### QUOTED PASSAGE
Skip to main content
  1. Blog Archive/
  2. Sports Writing/

The Posting of Daisuke Matsuzaka

·2 mins

I know, I know, I’ve been missing in action. Work took me to Nairobi and Vienna, which means all the Dice-K news has come and gone.

Except that Gene Orza was quoted in the Globe as saying how unfair the posting system is, since the club gets all the money.

Gene Orza, the chief operating officer of the Major League Players Association, said yesterday the posting process has “such potential for abuse and fraud. Why should the [Japanese] club receive $51.1 million and the player is only getting, if the numbers in the papers are to believed, $7 or $8 million? That’s like saying the Cleveland Plain Dealer wants a Boston Globe writer and the Globe will let him go for $7 million, but $6 million of it goes to the Globe and the writer gets $1 million? What sense does that make? (Link)

The way I see it, posting is essentially a cousin to transfer fees in soccer. And the economics presumably would work out the same way: at the end of your contract, you’re a free agent, but if a team wants you early, it has to buy out your contract. Doesn’t seem to stop players in soccer from getting well-paid, I have to say - so from the player’s association point of view, I’m not sure Orza’s barking up the right tree.

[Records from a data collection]

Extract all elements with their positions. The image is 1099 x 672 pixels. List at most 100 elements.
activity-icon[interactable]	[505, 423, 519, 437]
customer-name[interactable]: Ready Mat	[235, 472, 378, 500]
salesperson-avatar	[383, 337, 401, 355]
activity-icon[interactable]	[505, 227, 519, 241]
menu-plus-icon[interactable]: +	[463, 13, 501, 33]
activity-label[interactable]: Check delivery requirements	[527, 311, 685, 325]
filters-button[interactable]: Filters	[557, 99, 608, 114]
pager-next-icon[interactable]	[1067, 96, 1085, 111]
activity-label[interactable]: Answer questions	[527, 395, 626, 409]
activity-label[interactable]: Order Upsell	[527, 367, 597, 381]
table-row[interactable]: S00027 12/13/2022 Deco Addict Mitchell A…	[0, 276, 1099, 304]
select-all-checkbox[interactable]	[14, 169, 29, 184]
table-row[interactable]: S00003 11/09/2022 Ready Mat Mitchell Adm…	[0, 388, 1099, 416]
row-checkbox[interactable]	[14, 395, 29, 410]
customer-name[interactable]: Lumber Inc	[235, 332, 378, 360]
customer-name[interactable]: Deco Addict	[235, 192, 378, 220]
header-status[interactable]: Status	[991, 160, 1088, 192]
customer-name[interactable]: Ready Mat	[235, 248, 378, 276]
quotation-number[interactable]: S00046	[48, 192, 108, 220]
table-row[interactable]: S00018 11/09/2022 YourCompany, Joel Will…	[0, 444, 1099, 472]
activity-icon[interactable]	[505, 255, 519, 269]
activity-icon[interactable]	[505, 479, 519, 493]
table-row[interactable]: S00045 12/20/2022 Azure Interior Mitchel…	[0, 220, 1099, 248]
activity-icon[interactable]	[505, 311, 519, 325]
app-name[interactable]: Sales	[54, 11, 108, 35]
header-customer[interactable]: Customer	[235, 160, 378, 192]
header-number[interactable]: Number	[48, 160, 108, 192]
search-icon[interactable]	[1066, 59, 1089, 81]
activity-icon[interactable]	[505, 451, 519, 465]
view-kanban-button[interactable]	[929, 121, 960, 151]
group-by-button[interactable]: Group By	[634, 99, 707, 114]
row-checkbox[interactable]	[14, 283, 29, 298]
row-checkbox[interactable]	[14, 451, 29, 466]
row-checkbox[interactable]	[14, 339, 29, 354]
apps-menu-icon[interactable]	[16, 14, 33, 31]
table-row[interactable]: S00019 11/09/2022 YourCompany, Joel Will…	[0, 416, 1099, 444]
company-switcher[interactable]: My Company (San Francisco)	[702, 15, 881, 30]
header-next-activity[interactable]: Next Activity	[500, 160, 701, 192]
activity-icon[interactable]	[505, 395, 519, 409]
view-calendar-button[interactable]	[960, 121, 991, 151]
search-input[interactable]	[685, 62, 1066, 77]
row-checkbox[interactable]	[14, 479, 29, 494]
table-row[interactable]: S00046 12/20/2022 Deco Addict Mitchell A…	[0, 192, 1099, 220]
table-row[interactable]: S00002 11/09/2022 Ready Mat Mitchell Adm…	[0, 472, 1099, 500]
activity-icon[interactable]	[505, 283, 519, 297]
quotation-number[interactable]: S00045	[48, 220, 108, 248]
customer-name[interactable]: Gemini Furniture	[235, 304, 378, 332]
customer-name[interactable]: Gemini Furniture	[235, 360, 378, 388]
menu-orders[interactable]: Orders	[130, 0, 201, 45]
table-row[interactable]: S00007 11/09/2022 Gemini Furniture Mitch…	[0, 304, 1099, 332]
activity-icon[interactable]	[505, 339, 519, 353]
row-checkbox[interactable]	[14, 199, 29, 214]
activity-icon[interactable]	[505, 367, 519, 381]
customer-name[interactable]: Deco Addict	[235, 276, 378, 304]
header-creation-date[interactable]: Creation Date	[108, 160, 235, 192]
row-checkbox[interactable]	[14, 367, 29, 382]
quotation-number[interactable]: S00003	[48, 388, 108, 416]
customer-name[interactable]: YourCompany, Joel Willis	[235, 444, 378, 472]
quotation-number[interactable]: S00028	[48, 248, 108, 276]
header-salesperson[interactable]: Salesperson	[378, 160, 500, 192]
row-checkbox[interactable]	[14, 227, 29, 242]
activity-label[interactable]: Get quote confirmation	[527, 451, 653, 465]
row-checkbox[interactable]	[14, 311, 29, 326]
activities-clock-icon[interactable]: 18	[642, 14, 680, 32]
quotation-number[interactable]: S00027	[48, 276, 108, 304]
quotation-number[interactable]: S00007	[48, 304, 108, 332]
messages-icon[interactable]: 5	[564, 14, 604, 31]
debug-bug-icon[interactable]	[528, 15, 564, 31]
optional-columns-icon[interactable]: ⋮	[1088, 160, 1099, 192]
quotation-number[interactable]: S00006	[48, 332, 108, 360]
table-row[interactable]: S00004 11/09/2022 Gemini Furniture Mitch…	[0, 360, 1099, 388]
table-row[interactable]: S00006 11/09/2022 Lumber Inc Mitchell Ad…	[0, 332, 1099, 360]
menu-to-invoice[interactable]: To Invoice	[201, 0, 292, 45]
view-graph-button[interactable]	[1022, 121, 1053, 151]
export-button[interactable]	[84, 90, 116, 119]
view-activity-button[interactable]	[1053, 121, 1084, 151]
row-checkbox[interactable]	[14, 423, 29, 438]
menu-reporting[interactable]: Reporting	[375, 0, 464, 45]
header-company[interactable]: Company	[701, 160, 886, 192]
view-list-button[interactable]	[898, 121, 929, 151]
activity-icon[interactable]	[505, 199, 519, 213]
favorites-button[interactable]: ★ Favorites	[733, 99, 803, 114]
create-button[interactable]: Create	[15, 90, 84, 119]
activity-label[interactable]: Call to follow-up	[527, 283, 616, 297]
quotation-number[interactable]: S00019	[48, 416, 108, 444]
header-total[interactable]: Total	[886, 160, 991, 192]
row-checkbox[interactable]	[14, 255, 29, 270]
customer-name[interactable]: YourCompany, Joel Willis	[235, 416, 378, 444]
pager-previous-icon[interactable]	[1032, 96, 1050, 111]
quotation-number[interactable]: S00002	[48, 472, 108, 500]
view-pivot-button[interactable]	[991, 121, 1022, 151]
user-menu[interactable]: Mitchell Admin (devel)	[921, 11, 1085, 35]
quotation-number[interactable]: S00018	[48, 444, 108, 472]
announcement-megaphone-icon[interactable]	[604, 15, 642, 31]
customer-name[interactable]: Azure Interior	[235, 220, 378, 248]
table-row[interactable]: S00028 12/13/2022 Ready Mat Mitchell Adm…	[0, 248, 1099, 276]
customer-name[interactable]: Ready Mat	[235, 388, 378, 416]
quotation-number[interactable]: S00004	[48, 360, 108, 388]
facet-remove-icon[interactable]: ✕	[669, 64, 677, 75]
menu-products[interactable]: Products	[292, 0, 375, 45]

### WHAT THE EXERCISE ASKS
Retype the part of the Daisuke Matsuzaka posting post from "Gene Orza, the" to "that make? (Link)".

### COMPLETED EXERCISE
Gene Orza, the chief operating officer of the Major League Players Association, said yesterday the posting process has “such potential for abuse and fraud. Why should the [Japanese] club receive $51.1 million and the player is only getting, if the numbers in the papers are to believed, $7 or $8 million? That’s like saying the Cleveland Plain Dealer wants a Boston Globe writer and the Globe will let him go for $7 million, but $6 million of it goes to the Globe and the writer gets $1 million? What sense does that make? (Link)